Input records start

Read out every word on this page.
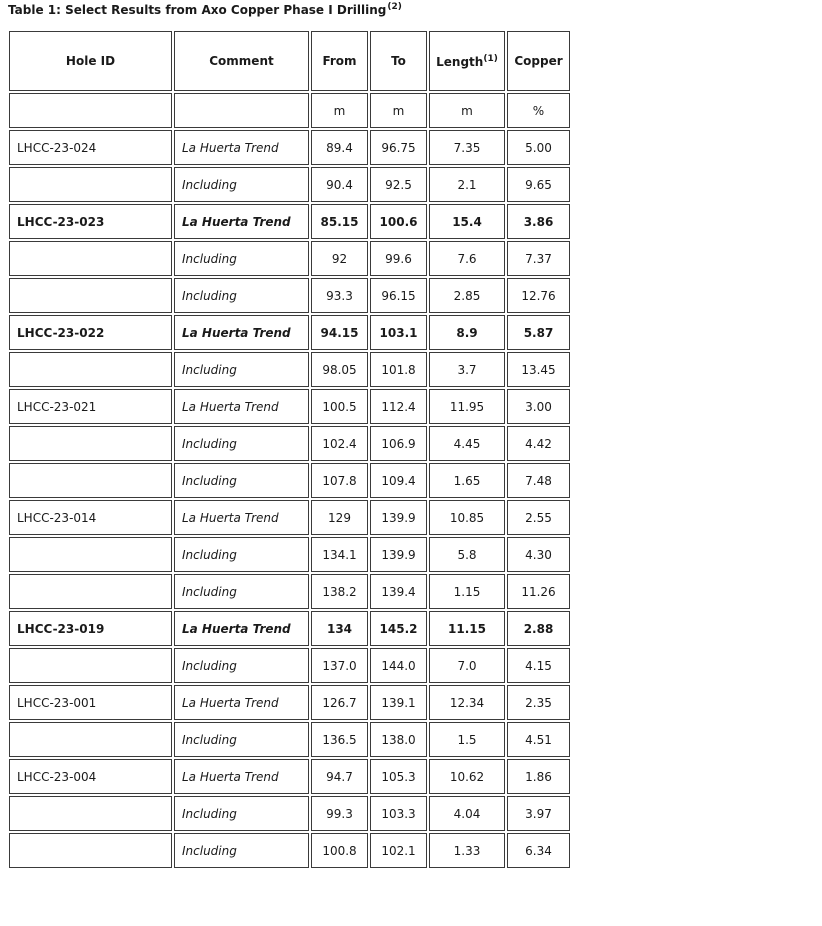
Table 1: Select Results from Axo Copper Phase I Drilling$^{(2)}$
Hole ID	Comment	From	To	Length$^{(1)}$	Copper
		m	m	m	%
LHCC-23-024	La Huerta Trend	89.4	96.75	7.35	5.00
	Including	90.4	92.5	2.1	9.65
LHCC-23-023	La Huerta Trend	85.15	100.6	15.4	3.86
	Including	92	99.6	7.6	7.37
	Including	93.3	96.15	2.85	12.76
LHCC-23-022	La Huerta Trend	94.15	103.1	8.9	5.87
	Including	98.05	101.8	3.7	13.45
LHCC-23-021	La Huerta Trend	100.5	112.4	11.95	3.00
	Including	102.4	106.9	4.45	4.42
	Including	107.8	109.4	1.65	7.48
LHCC-23-014	La Huerta Trend	129	139.9	10.85	2.55
	Including	134.1	139.9	5.8	4.30
	Including	138.2	139.4	1.15	11.26
LHCC-23-019	La Huerta Trend	134	145.2	11.15	2.88
	Including	137.0	144.0	7.0	4.15
LHCC-23-001	La Huerta Trend	126.7	139.1	12.34	2.35
	Including	136.5	138.0	1.5	4.51
LHCC-23-004	La Huerta Trend	94.7	105.3	10.62	1.86
	Including	99.3	103.3	4.04	3.97
	Including	100.8	102.1	1.33	6.34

Input records end

Task description:
Of the lines in the material above, state how many contain the string "Huerta"; give no other text.

Exercise response:
8